_TASK TO COMPLETE_. Repeat every record below exactly, but leave out any pictures.
·····
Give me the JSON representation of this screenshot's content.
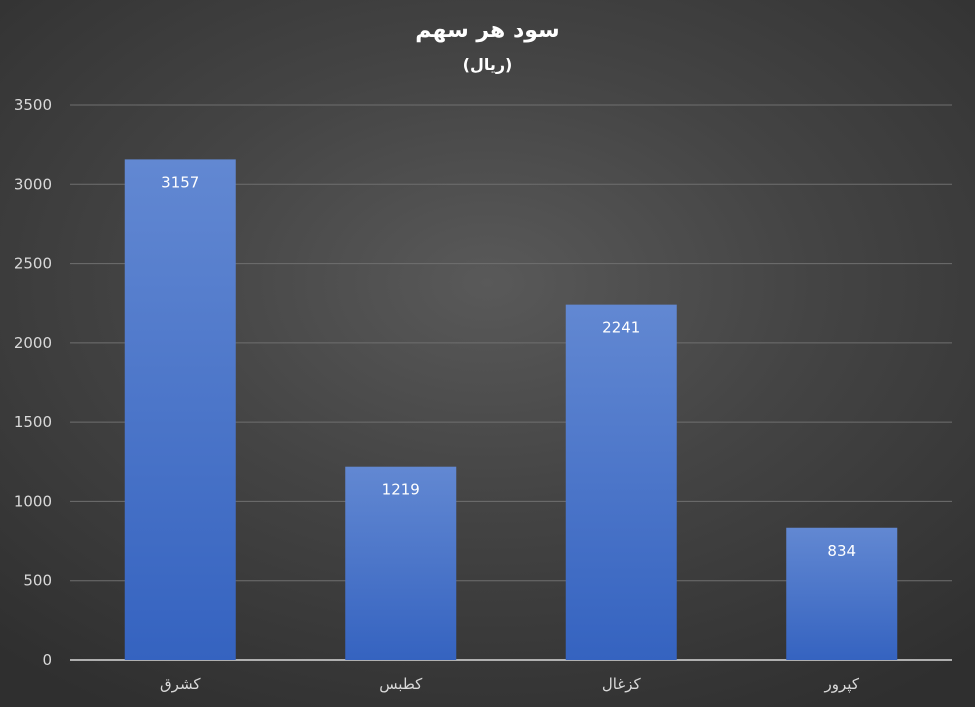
{
  "chart_data": {
    "type": "bar",
    "title": "سود هر سهم",
    "subtitle": "(ریال)",
    "categories": [
      "کشرق",
      "کطبس",
      "کزغال",
      "کپرور"
    ],
    "values": [
      3157,
      1219,
      2241,
      834
    ],
    "ylim": [
      0,
      3500
    ],
    "yticks": [
      0,
      500,
      1000,
      1500,
      2000,
      2500,
      3000,
      3500
    ],
    "grid": true,
    "legend": "none",
    "bar_color": "#4472c4"
  }
}
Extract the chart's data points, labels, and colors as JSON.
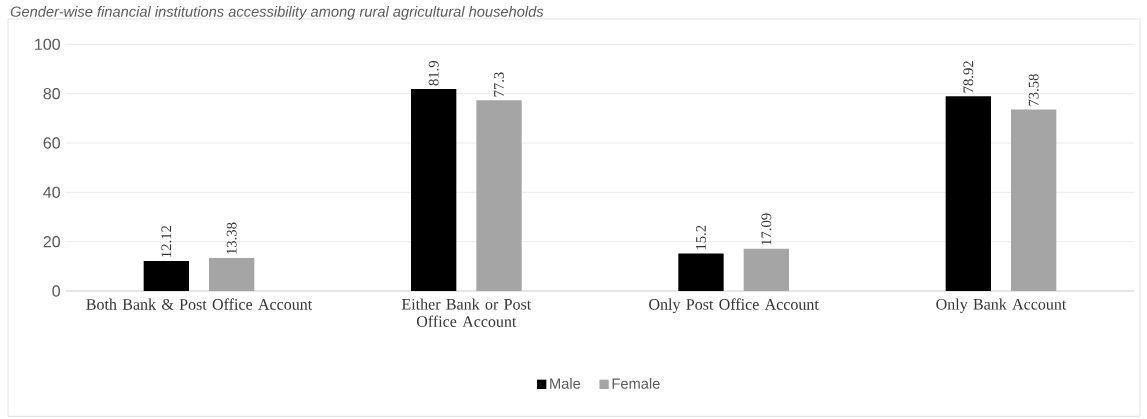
{
  "chart_data": {
    "type": "bar",
    "title": "Gender-wise financial institutions accessibility among rural agricultural households",
    "categories": [
      "Both Bank & Post Office Account",
      "Either Bank or Post Office Account",
      "Only Post Office Account",
      "Only Bank Account"
    ],
    "series": [
      {
        "name": "Male",
        "color": "#000000",
        "values": [
          12.12,
          81.9,
          15.2,
          78.92
        ]
      },
      {
        "name": "Female",
        "color": "#a5a5a5",
        "values": [
          13.38,
          77.3,
          17.09,
          73.58
        ]
      }
    ],
    "ylim": [
      0,
      100
    ],
    "yticks": [
      0,
      20,
      40,
      60,
      80,
      100
    ],
    "grid": "y",
    "legend": "bottom",
    "data_labels": true
  }
}
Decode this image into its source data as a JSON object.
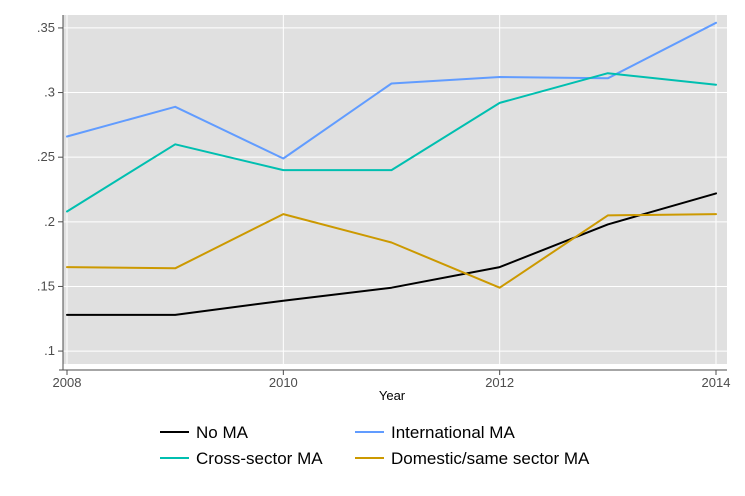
{
  "chart_data": {
    "type": "line",
    "title": "",
    "xlabel": "Year",
    "ylabel": "",
    "xlim": [
      2008,
      2014
    ],
    "ylim": [
      0.09,
      0.36
    ],
    "x_ticks": [
      {
        "value": 2008,
        "label": "2008"
      },
      {
        "value": 2010,
        "label": "2010"
      },
      {
        "value": 2012,
        "label": "2012"
      },
      {
        "value": 2014,
        "label": "2014"
      }
    ],
    "y_ticks": [
      {
        "value": 0.1,
        "label": ".1"
      },
      {
        "value": 0.15,
        "label": ".15"
      },
      {
        "value": 0.2,
        "label": ".2"
      },
      {
        "value": 0.25,
        "label": ".25"
      },
      {
        "value": 0.3,
        "label": ".3"
      },
      {
        "value": 0.35,
        "label": ".35"
      }
    ],
    "grid": true,
    "legend_position": "bottom",
    "x": [
      2008,
      2009,
      2010,
      2011,
      2012,
      2013,
      2014
    ],
    "series": [
      {
        "name": "No MA",
        "color": "#000000",
        "values": [
          0.128,
          0.128,
          0.139,
          0.149,
          0.165,
          0.198,
          0.222
        ]
      },
      {
        "name": "International MA",
        "color": "#619cff",
        "values": [
          0.266,
          0.289,
          0.249,
          0.307,
          0.312,
          0.311,
          0.354
        ]
      },
      {
        "name": "Cross-sector MA",
        "color": "#00bfb0",
        "values": [
          0.208,
          0.26,
          0.24,
          0.24,
          0.292,
          0.315,
          0.306
        ]
      },
      {
        "name": "Domestic/same sector MA",
        "color": "#cc9900",
        "values": [
          0.165,
          0.164,
          0.206,
          0.184,
          0.149,
          0.205,
          0.206
        ]
      }
    ]
  }
}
·····
_COMPLETE ANSWER_.
Give me the JSON representation of this screenshot's content.
{
  "chart_data": {
    "type": "bar",
    "title": "سود هر سهم",
    "subtitle": "(ریال)",
    "categories": [
      "کشرق",
      "کطبس",
      "کزغال",
      "کپرور"
    ],
    "values": [
      3157,
      1219,
      2241,
      834
    ],
    "ylim": [
      0,
      3500
    ],
    "yticks": [
      0,
      500,
      1000,
      1500,
      2000,
      2500,
      3000,
      3500
    ],
    "grid": true,
    "legend": "none",
    "bar_color": "#4472c4"
  }
}
Extract the chart's data points, labels, and colors as JSON.
{
  "chart_data": {
    "type": "bar",
    "title": "Gender-wise financial institutions accessibility among rural agricultural households",
    "categories": [
      "Both Bank & Post Office Account",
      "Either Bank or Post Office Account",
      "Only Post Office Account",
      "Only Bank Account"
    ],
    "series": [
      {
        "name": "Male",
        "color": "#000000",
        "values": [
          12.12,
          81.9,
          15.2,
          78.92
        ]
      },
      {
        "name": "Female",
        "color": "#a5a5a5",
        "values": [
          13.38,
          77.3,
          17.09,
          73.58
        ]
      }
    ],
    "ylim": [
      0,
      100
    ],
    "yticks": [
      0,
      20,
      40,
      60,
      80,
      100
    ],
    "grid": "y",
    "legend": "bottom",
    "data_labels": true
  }
}
Decode this image into its source data as a JSON object.
{
  "chart_data": {
    "type": "line",
    "title": "",
    "xlabel": "Year",
    "ylabel": "",
    "xlim": [
      2008,
      2014
    ],
    "ylim": [
      0.09,
      0.36
    ],
    "x_ticks": [
      {
        "value": 2008,
        "label": "2008"
      },
      {
        "value": 2010,
        "label": "2010"
      },
      {
        "value": 2012,
        "label": "2012"
      },
      {
        "value": 2014,
        "label": "2014"
      }
    ],
    "y_ticks": [
      {
        "value": 0.1,
        "label": ".1"
      },
      {
        "value": 0.15,
        "label": ".15"
      },
      {
        "value": 0.2,
        "label": ".2"
      },
      {
        "value": 0.25,
        "label": ".25"
      },
      {
        "value": 0.3,
        "label": ".3"
      },
      {
        "value": 0.35,
        "label": ".35"
      }
    ],
    "grid": true,
    "legend_position": "bottom",
    "x": [
      2008,
      2009,
      2010,
      2011,
      2012,
      2013,
      2014
    ],
    "series": [
      {
        "name": "No MA",
        "color": "#000000",
        "values": [
          0.128,
          0.128,
          0.139,
          0.149,
          0.165,
          0.198,
          0.222
        ]
      },
      {
        "name": "International MA",
        "color": "#619cff",
        "values": [
          0.266,
          0.289,
          0.249,
          0.307,
          0.312,
          0.311,
          0.354
        ]
      },
      {
        "name": "Cross-sector MA",
        "color": "#00bfb0",
        "values": [
          0.208,
          0.26,
          0.24,
          0.24,
          0.292,
          0.315,
          0.306
        ]
      },
      {
        "name": "Domestic/same sector MA",
        "color": "#cc9900",
        "values": [
          0.165,
          0.164,
          0.206,
          0.184,
          0.149,
          0.205,
          0.206
        ]
      }
    ]
  }
}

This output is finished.